-------- INPUT MATERIAL

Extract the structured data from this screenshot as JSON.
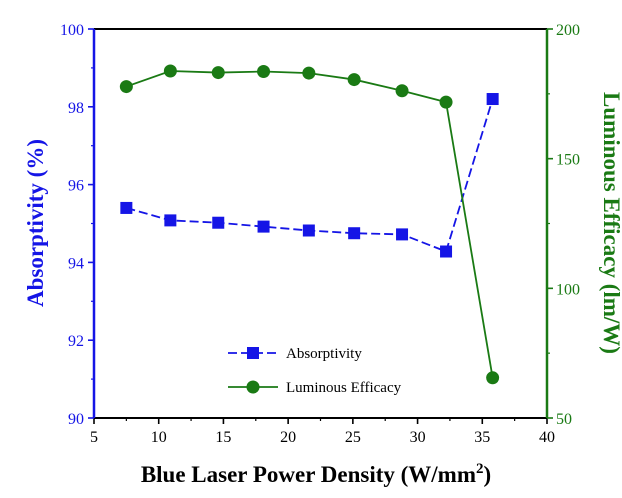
{
  "chart_data": {
    "type": "line",
    "xlabel": "Blue Laser Power Density (W/mm",
    "xlabel_sup": "2",
    "xlabel_close": ")",
    "y1label": "Absorptivity (%)",
    "y2label": "Luminous Efficacy (lm/W)",
    "xlim": [
      5,
      40
    ],
    "y1lim": [
      90,
      100
    ],
    "y2lim": [
      50,
      200
    ],
    "x_ticks": [
      5,
      10,
      15,
      20,
      25,
      30,
      35,
      40
    ],
    "y1_ticks": [
      90,
      92,
      94,
      96,
      98,
      100
    ],
    "y2_ticks": [
      50,
      100,
      150,
      200
    ],
    "grid": false,
    "legend_position": "bottom-center",
    "series": [
      {
        "name": "Absorptivity",
        "axis": "left",
        "color": "#1515e6",
        "marker": "square",
        "x": [
          7.5,
          10.9,
          14.6,
          18.1,
          21.6,
          25.1,
          28.8,
          32.2,
          35.8
        ],
        "y": [
          95.4,
          95.08,
          95.02,
          94.92,
          94.82,
          94.75,
          94.72,
          94.28,
          98.2
        ]
      },
      {
        "name": "Luminous Efficacy",
        "axis": "right",
        "color": "#1a7a14",
        "marker": "circle",
        "x": [
          7.5,
          10.9,
          14.6,
          18.1,
          21.6,
          25.1,
          28.8,
          32.2,
          35.8
        ],
        "y": [
          177.8,
          183.8,
          183.2,
          183.6,
          183.0,
          180.5,
          176.2,
          171.8,
          65.5
        ]
      }
    ]
  }
}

----------------

PROMPT:
Scan the material above. Return every line containing the string "Absorptivity".

EXERCISE RESULT:
    "y1label": "Absorptivity (%)",
        "name": "Absorptivity",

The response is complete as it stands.